EXTRACT TO READ »
%%
1. Introduction

In this tutorial, we’ll talk about uninformed and informed search strategies. Those are two broad categories of the algorithms we use to solve search problems.

In particular, we’ll pay special attention to explaining the so-called heuristics properly because they represent the key components of informed strategies.

2. Search Problems

Informally, to solve a search problem, we’re looking for a sequence of actions that achieve a goal and are interested in the sequence that is optimal by some criteria. For example, there may be many ways to go from point A to point B, but we want to take the shortest path.

To define a search problem formally, we have to specify its components:

  • The initial state we start in. A state is a formal mathematical model of reality we operate on: a point on a 2D map, arrangement of pieces on a chessboard, and so on.
  • The actions we may take in a state: “move from this point to the next one” or “move the queen two squares vertically”, etc.
  • A transition model that shows us how applying an action in a state transforms it.
  • A goal test that checks if a state is a goal state. There may be only one goal state, but sometimes there exist many.
%%
DIRECTIONS »
A. Summarize the extract on search problems in two sentences.
B. Answer these questions from the extract on search problems:
(i) What does it identify as the key components of informed strategies?
(ii) In the example of going from point A to point B, which path do we want to take?
(iii) How many goal states can a search problem have?

DATA LISTING »
%%
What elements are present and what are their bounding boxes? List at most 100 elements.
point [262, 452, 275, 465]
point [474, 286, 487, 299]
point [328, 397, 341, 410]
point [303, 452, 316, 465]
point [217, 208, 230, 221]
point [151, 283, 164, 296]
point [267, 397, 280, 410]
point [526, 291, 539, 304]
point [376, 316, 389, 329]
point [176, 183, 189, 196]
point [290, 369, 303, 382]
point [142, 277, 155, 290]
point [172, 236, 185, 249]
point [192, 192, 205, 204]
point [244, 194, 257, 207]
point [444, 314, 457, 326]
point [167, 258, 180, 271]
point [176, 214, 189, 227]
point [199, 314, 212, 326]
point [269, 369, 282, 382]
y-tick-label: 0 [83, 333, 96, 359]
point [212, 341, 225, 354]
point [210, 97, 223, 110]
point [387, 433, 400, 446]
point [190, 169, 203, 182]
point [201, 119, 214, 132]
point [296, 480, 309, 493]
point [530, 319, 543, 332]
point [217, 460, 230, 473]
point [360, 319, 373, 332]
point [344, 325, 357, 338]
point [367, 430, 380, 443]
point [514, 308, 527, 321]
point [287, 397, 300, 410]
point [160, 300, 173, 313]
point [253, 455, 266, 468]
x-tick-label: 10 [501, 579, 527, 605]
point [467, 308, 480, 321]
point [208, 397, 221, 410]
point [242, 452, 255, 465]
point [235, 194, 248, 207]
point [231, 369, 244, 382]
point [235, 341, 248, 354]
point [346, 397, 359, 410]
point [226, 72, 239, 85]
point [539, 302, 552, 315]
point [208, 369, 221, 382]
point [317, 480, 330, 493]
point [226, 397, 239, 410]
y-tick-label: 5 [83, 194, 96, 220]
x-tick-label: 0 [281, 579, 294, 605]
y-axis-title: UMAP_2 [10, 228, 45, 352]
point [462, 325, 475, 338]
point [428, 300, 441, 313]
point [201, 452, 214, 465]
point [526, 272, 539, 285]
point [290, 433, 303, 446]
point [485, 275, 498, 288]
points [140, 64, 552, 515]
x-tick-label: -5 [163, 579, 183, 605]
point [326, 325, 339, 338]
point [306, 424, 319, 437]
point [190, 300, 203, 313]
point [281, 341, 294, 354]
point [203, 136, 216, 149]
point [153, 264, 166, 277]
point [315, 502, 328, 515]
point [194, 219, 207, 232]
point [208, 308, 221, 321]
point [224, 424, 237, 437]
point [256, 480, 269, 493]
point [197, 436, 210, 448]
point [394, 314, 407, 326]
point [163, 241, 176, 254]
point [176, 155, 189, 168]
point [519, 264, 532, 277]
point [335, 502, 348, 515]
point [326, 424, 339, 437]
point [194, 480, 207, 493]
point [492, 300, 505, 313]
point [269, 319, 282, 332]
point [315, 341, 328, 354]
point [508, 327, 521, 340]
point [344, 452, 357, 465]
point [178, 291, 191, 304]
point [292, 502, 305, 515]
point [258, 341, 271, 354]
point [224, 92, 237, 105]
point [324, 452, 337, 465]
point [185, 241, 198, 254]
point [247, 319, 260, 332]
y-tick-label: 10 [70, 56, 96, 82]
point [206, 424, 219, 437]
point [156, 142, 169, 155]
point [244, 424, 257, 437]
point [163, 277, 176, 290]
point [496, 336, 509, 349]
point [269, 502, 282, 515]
%%
OUTPUTS FOR THE TASKS »
A. The extract introduces uninformed and informed search strategies as two broad categories of algorithms for solving search problems, and it focuses on heuristics as the key components of informed strategies. It describes solving a search problem as finding a sequence of actions that achieves a goal and is optimal by some criteria, and it lists four formal components: an initial state, the actions available in a state, a transition model, and a goal test.

B.
(i) Heuristics.
(ii) The shortest path.
(iii) There may be only one goal state, but sometimes many exist.